(Exercise task) Please pull out, word for word, the stretch of entries from the line containing "text-line: Dnes se" through the line containing "text-line: už jsou", with both of those lines included.

-- Begin Working data --

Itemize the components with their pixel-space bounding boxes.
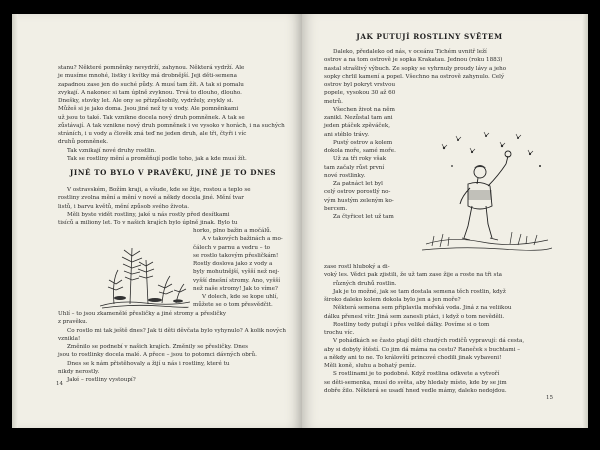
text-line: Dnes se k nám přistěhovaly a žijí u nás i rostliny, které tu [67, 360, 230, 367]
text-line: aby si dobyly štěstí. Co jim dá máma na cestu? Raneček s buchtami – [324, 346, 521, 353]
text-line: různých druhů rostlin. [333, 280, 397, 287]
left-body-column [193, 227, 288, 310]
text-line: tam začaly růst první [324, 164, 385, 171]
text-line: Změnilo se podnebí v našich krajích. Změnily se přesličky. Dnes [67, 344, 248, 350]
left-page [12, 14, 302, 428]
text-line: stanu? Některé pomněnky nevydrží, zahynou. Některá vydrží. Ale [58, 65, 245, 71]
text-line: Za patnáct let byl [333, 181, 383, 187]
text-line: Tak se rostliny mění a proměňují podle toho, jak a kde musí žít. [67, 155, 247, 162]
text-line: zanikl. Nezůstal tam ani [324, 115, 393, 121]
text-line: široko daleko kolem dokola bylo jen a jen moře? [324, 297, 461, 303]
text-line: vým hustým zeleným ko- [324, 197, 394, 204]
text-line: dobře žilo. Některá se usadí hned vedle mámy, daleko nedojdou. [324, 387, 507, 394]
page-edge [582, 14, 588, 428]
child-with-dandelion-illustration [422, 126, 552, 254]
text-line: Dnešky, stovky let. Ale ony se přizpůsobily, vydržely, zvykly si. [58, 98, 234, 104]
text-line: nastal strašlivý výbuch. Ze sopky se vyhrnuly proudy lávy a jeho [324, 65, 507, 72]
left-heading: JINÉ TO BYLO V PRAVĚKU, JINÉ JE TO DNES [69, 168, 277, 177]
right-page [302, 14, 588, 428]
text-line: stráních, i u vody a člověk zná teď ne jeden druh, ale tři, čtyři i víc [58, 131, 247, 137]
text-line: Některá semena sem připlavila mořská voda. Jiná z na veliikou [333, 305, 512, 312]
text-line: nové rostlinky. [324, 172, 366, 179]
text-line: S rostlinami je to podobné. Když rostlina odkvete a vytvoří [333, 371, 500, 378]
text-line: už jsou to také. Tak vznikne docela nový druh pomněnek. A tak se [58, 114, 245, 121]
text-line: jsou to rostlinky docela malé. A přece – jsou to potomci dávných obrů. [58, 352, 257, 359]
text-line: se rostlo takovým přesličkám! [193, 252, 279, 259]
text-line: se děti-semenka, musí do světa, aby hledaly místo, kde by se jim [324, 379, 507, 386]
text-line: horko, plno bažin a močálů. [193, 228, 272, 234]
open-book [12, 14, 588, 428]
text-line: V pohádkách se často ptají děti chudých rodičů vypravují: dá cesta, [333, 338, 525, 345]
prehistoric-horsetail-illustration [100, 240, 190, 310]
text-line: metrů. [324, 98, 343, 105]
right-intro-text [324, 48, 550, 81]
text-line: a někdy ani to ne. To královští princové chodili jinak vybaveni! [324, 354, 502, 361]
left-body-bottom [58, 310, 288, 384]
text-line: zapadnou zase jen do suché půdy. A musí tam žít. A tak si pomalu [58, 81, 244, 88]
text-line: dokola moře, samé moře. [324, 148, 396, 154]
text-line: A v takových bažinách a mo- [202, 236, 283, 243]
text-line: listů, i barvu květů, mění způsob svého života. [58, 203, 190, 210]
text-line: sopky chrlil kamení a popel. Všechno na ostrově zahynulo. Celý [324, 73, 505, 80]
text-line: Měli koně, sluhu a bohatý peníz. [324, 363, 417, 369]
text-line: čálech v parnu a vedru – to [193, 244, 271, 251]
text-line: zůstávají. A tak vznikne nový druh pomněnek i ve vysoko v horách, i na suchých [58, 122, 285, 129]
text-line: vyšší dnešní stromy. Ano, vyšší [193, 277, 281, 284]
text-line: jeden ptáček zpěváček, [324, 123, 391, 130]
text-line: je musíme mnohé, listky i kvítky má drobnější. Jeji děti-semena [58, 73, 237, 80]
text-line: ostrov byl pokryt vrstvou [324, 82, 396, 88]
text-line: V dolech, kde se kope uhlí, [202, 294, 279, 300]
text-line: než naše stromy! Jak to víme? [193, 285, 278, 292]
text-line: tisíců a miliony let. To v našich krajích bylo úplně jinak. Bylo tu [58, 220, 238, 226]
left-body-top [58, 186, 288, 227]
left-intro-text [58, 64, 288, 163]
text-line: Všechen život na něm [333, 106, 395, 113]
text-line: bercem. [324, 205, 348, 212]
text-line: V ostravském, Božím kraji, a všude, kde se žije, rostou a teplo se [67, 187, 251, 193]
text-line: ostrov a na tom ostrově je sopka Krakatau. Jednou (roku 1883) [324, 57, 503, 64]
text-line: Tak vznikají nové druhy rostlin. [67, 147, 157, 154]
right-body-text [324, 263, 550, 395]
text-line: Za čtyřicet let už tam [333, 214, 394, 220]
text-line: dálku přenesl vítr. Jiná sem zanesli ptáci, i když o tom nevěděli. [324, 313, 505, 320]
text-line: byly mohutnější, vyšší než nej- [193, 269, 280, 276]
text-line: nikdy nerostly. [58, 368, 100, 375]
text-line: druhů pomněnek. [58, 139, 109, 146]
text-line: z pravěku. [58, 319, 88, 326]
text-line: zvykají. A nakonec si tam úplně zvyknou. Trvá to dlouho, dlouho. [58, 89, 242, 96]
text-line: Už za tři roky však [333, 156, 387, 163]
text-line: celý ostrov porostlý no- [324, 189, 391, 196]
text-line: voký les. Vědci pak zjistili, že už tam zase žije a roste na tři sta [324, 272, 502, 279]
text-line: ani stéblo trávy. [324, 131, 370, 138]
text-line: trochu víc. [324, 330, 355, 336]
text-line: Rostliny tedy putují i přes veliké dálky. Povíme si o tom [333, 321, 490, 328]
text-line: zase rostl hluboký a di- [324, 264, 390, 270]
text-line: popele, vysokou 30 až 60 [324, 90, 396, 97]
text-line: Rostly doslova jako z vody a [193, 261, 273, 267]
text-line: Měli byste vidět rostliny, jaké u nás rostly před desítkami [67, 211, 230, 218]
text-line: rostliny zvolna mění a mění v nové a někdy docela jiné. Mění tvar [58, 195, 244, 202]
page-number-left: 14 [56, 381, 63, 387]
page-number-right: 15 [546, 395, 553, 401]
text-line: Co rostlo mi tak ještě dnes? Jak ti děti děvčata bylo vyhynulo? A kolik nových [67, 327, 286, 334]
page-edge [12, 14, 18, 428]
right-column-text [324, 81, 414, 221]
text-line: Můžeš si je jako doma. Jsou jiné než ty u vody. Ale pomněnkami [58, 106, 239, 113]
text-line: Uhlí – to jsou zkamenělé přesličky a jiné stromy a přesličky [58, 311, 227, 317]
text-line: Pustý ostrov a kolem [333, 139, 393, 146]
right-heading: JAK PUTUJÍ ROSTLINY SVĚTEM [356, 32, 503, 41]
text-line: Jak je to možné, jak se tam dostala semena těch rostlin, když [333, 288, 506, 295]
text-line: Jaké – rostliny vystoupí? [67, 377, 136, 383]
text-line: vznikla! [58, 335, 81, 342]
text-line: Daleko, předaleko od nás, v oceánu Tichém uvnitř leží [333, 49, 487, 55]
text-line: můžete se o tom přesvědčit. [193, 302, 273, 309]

-- End Working data --
-- Begin Working data --

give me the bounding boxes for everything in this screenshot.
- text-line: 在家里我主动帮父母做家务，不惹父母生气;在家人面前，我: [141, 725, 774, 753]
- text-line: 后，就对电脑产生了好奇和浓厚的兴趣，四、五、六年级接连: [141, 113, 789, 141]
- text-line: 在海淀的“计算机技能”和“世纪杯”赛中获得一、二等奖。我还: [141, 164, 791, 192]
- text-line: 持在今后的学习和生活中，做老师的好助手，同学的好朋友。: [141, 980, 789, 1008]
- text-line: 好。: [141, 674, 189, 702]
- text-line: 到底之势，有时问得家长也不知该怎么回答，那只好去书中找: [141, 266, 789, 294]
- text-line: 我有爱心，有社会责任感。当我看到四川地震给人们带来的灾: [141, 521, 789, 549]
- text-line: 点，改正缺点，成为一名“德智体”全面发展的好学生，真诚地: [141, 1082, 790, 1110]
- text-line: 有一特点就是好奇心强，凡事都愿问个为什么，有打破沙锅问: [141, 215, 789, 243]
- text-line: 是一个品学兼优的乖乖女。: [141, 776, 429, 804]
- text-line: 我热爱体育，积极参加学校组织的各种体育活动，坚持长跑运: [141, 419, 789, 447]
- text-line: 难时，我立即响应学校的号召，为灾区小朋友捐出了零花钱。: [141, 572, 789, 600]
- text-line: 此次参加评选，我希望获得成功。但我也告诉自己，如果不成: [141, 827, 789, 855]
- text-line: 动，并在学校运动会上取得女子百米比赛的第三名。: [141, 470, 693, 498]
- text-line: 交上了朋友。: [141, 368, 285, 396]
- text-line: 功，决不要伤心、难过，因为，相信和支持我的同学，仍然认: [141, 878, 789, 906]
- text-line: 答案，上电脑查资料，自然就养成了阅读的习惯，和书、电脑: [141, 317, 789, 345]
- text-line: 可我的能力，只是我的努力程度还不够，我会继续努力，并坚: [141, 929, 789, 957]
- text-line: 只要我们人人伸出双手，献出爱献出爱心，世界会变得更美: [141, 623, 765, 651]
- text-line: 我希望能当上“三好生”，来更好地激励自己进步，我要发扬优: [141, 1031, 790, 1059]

-- End Working data --

(Answer)
text-line: Dnes se k nám přistěhovaly a žijí u nás i rostliny, které tu [67, 360, 230, 367]
text-line: aby si dobyly štěstí. Co jim dá máma na cestu? Raneček s buchtami – [324, 346, 521, 353]
text-line: různých druhů rostlin. [333, 280, 397, 287]
left-body-column [193, 227, 288, 310]
text-line: tam začaly růst první [324, 164, 385, 171]
text-line: Změnilo se podnebí v našich krajích. Změnily se přesličky. Dnes [67, 344, 248, 350]
left-page [12, 14, 302, 428]
text-line: stanu? Některé pomněnky nevydrží, zahynou. Některá vydrží. Ale [58, 65, 245, 71]
text-line: Za patnáct let byl [333, 181, 383, 187]
text-line: Tak se rostliny mění a proměňují podle toho, jak a kde musí žít. [67, 155, 247, 162]
text-line: zanikl. Nezůstal tam ani [324, 115, 393, 121]
text-line: široko daleko kolem dokola bylo jen a jen moře? [324, 297, 461, 303]
text-line: vým hustým zeleným ko- [324, 197, 394, 204]
text-line: dobře žilo. Některá se usadí hned vedle mámy, daleko nedojdou. [324, 387, 507, 394]
page-edge [582, 14, 588, 428]
child-with-dandelion-illustration [422, 126, 552, 254]
text-line: Dnešky, stovky let. Ale ony se přizpůsobily, vydržely, zvykly si. [58, 98, 234, 104]
text-line: nastal strašlivý výbuch. Ze sopky se vyhrnuly proudy lávy a jeho [324, 65, 507, 72]
left-heading: JINÉ TO BYLO V PRAVĚKU, JINÉ JE TO DNES [69, 168, 277, 177]
right-page [302, 14, 588, 428]
text-line: stráních, i u vody a člověk zná teď ne jeden druh, ale tři, čtyři i víc [58, 131, 247, 137]
text-line: Některá semena sem připlavila mořská voda. Jiná z na veliikou [333, 305, 512, 312]
text-line: nové rostlinky. [324, 172, 366, 179]
text-line: S rostlinami je to podobné. Když rostlina odkvete a vytvoří [333, 371, 500, 378]
text-line: už jsou to také. Tak vznikne docela nový druh pomněnek. A tak se [58, 114, 245, 121]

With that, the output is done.